Goal: Filter the entries, keeping every line with the word "与此同时".

Supplied data:

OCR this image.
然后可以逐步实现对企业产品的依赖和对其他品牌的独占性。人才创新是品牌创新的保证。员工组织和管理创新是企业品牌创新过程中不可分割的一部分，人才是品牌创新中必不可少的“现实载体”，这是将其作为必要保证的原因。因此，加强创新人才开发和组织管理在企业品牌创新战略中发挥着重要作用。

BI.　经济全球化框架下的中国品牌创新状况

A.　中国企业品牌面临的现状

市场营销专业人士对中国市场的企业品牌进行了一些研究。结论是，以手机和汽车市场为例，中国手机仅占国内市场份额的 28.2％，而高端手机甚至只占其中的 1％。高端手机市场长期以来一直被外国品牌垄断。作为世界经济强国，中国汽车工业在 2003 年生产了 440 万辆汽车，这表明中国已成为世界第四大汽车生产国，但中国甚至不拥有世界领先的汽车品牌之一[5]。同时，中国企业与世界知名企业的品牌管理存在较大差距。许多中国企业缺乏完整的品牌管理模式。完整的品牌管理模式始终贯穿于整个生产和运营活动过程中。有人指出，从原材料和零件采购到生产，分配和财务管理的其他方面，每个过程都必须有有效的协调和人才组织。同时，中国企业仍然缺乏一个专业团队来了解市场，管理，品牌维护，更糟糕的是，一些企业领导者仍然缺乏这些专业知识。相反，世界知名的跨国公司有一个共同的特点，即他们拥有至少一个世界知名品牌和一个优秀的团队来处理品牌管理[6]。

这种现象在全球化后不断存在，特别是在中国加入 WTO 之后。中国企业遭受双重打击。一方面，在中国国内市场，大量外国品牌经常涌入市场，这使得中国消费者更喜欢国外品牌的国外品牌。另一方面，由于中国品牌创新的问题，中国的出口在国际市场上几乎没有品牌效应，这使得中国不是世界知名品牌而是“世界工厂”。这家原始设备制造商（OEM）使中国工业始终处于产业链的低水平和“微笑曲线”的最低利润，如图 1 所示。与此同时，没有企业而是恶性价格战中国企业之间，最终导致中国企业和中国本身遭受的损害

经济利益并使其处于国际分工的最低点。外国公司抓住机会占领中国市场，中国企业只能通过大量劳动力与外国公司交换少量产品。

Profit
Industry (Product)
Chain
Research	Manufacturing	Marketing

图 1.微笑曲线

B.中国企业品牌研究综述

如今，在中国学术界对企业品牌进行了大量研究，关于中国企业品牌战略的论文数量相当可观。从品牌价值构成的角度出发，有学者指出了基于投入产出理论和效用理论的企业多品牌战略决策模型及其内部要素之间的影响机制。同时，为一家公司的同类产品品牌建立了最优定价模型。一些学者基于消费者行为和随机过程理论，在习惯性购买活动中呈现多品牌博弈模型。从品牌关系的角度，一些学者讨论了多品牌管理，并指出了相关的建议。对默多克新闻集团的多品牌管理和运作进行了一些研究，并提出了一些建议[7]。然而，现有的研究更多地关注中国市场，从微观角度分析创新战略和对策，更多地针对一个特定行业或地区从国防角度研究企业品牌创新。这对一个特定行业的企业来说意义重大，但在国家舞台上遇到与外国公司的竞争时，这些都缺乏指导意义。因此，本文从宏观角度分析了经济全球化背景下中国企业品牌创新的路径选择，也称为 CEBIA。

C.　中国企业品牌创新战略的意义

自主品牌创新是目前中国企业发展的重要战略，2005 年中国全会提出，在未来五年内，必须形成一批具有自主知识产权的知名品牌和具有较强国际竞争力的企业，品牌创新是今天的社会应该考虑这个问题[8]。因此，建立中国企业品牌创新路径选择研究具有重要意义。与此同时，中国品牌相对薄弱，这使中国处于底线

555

Response to the exercise:
这种现象在全球化后不断存在，特别是在中国加入 WTO 之后。中国企业遭受双重打击。一方面，在中国国内市场，大量外国品牌经常涌入市场，这使得中国消费者更喜欢国外品牌的国外品牌。另一方面，由于中国品牌创新的问题，中国的出口在国际市场上几乎没有品牌效应，这使得中国不是世界知名品牌而是“世界工厂”。这家原始设备制造商（OEM）使中国工业始终处于产业链的低水平和“微笑曲线”的最低利润，如图 1 所示。与此同时，没有企业而是恶性价格战中国企业之间，最终导致中国企业和中国本身遭受的损害
自主品牌创新是目前中国企业发展的重要战略，2005 年中国全会提出，在未来五年内，必须形成一批具有自主知识产权的知名品牌和具有较强国际竞争力的企业，品牌创新是今天的社会应该考虑这个问题[8]。因此，建立中国企业品牌创新路径选择研究具有重要意义。与此同时，中国品牌相对薄弱，这使中国处于底线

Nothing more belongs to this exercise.